Extracted records:
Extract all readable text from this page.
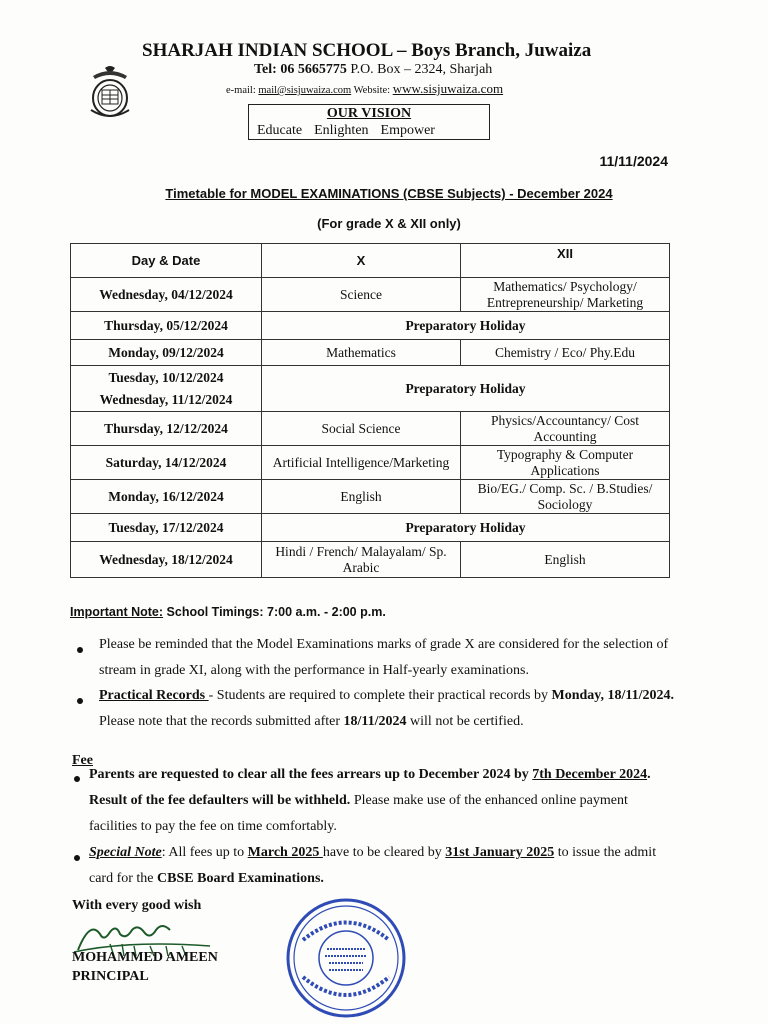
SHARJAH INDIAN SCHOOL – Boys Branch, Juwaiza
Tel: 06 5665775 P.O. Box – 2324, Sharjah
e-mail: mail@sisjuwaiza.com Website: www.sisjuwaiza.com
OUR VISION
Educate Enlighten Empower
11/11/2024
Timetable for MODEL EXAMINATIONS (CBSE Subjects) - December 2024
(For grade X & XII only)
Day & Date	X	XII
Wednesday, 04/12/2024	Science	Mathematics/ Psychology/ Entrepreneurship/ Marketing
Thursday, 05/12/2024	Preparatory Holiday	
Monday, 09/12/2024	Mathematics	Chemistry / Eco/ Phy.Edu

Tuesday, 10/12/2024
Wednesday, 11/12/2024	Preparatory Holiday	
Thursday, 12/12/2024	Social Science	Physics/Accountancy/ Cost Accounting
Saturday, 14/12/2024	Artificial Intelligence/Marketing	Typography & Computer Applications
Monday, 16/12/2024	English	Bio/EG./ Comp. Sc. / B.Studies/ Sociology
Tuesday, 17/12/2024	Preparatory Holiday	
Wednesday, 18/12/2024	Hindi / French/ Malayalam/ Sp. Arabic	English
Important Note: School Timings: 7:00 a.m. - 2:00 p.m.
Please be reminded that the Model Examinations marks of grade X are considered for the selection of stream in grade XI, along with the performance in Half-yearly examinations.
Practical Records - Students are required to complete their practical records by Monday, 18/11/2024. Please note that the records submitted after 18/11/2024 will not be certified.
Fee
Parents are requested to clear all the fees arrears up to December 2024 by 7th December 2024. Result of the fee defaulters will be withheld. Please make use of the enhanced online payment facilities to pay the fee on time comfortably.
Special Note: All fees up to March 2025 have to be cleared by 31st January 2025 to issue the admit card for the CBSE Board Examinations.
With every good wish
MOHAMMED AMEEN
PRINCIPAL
==
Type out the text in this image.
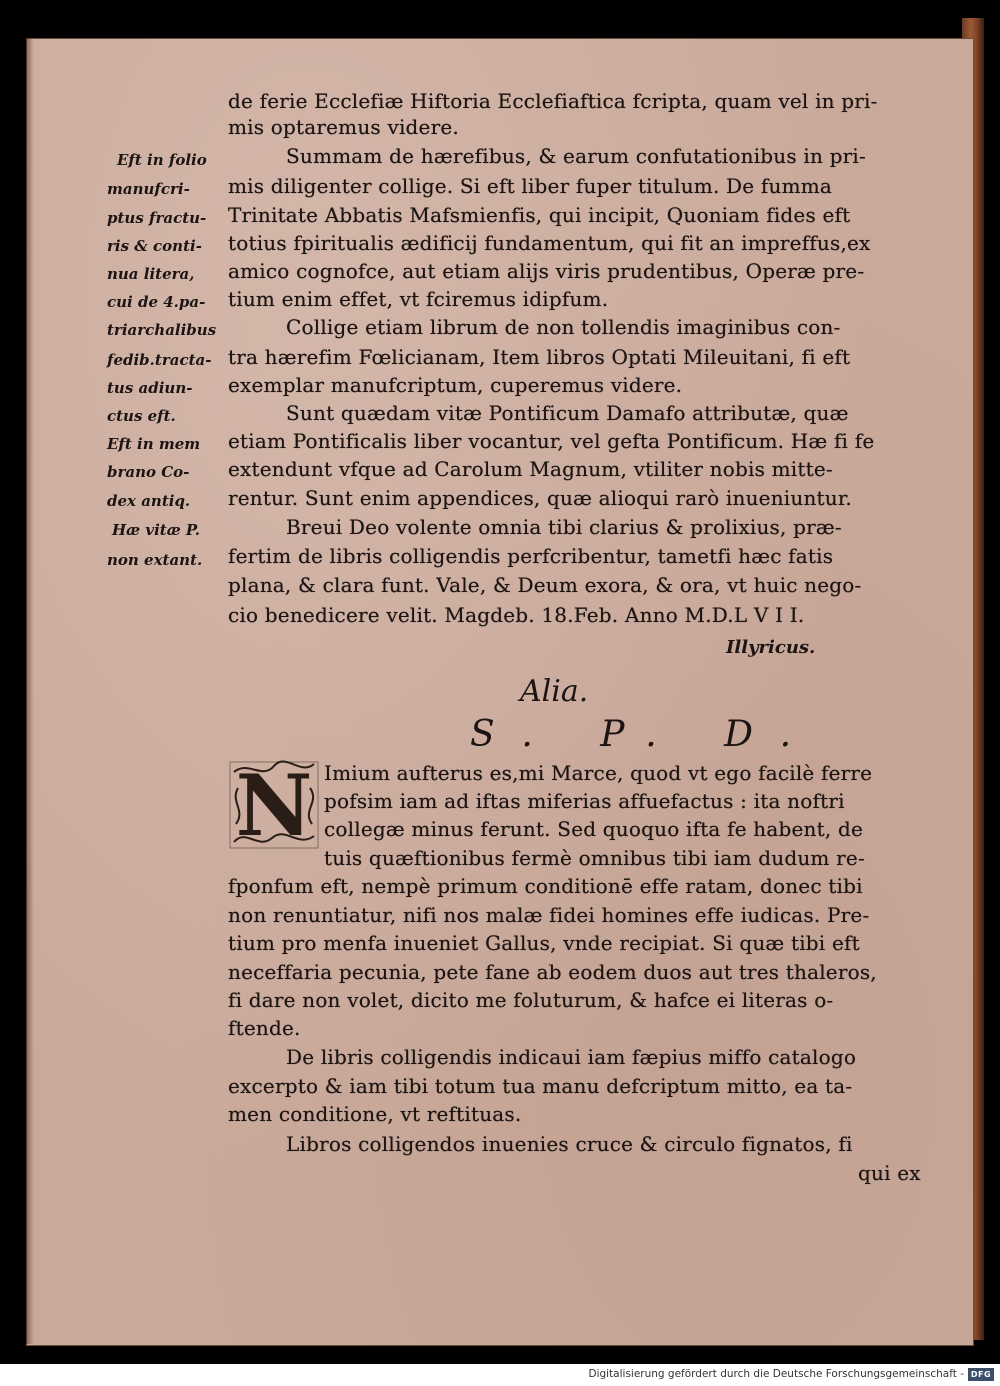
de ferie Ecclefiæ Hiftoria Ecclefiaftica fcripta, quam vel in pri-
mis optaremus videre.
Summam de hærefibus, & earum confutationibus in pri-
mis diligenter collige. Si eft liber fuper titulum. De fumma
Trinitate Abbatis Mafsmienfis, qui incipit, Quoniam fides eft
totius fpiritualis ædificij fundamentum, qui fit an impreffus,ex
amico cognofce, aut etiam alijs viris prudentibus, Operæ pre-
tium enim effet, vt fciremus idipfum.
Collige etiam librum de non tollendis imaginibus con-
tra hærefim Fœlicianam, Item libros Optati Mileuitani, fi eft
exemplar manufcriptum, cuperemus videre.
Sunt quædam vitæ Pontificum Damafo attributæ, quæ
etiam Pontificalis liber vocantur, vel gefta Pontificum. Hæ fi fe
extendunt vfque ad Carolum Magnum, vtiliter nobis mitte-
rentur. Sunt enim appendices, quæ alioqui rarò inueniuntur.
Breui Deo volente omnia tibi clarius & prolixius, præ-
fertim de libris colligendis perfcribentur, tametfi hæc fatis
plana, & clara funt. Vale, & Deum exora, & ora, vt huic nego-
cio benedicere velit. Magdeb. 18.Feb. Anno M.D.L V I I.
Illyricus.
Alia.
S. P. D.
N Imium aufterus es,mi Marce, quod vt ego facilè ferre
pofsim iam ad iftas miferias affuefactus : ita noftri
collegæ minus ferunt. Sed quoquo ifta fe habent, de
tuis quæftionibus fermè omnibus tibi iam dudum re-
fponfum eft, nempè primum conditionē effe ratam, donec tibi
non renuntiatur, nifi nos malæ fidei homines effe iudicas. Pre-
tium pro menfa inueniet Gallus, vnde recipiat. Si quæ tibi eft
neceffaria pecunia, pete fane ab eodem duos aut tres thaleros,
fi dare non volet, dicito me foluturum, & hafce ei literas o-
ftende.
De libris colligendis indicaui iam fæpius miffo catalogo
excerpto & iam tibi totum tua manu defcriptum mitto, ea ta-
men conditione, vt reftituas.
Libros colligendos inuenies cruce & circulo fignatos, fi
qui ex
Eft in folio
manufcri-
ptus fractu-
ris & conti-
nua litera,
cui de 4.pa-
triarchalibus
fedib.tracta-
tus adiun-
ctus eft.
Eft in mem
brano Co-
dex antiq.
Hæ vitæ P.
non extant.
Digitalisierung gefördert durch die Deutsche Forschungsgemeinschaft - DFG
...
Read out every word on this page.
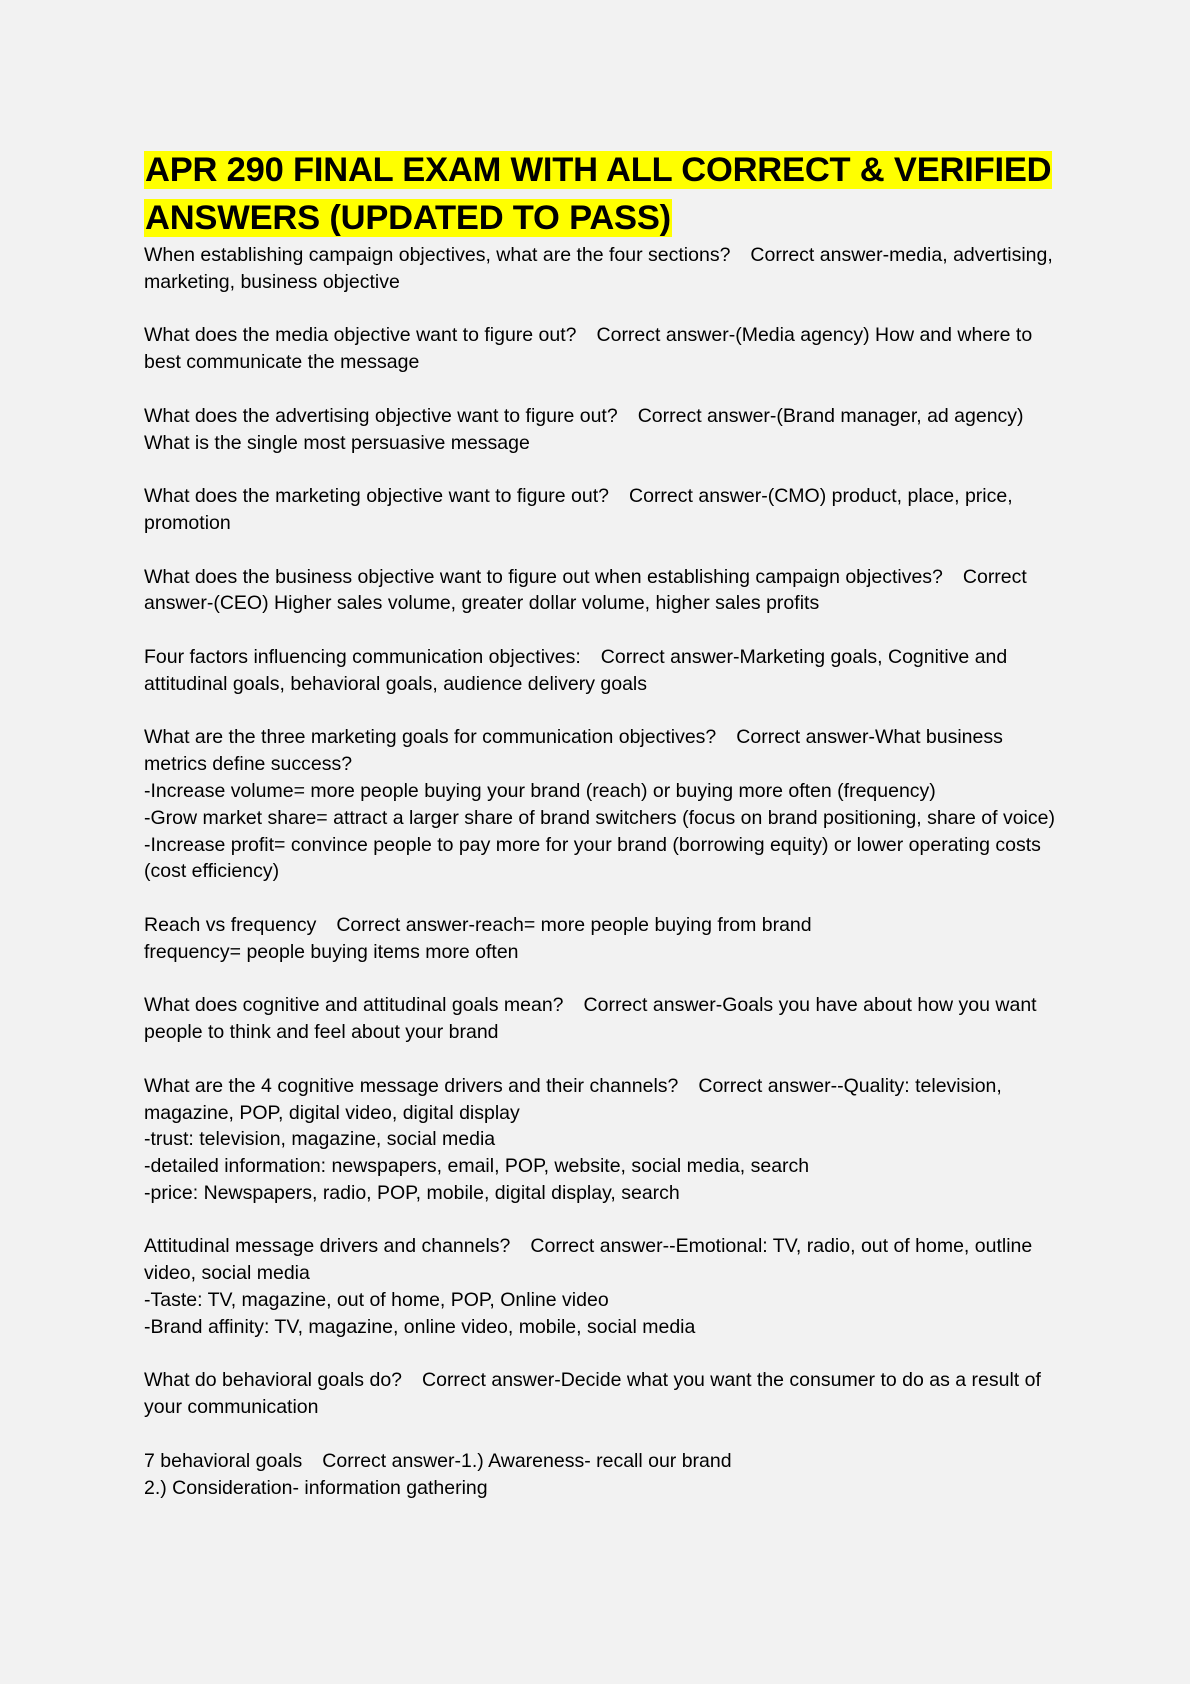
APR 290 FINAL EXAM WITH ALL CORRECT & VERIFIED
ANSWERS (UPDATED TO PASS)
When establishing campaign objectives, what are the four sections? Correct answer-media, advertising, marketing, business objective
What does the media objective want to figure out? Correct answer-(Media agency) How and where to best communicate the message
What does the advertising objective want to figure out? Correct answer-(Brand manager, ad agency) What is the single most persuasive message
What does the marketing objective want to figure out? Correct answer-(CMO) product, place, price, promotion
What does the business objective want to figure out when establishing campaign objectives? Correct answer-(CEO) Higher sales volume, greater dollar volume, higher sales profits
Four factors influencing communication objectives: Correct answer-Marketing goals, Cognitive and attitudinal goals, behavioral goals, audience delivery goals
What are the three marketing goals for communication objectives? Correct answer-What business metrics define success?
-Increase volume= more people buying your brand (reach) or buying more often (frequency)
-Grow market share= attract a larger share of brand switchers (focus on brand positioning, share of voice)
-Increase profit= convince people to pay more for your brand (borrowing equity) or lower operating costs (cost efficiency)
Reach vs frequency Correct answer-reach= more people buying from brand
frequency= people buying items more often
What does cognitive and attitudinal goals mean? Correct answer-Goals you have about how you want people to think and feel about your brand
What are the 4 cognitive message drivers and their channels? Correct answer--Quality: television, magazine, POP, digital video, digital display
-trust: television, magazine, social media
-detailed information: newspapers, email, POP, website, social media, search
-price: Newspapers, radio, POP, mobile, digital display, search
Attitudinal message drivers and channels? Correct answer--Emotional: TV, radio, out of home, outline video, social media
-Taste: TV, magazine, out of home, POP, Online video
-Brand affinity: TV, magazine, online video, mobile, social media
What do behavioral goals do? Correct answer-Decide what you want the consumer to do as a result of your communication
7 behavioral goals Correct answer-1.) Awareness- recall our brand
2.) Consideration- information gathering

Prompt:
Indicate how many lines of the material include the word "campaign"; the number alone is required.

Solution to the exercise:
2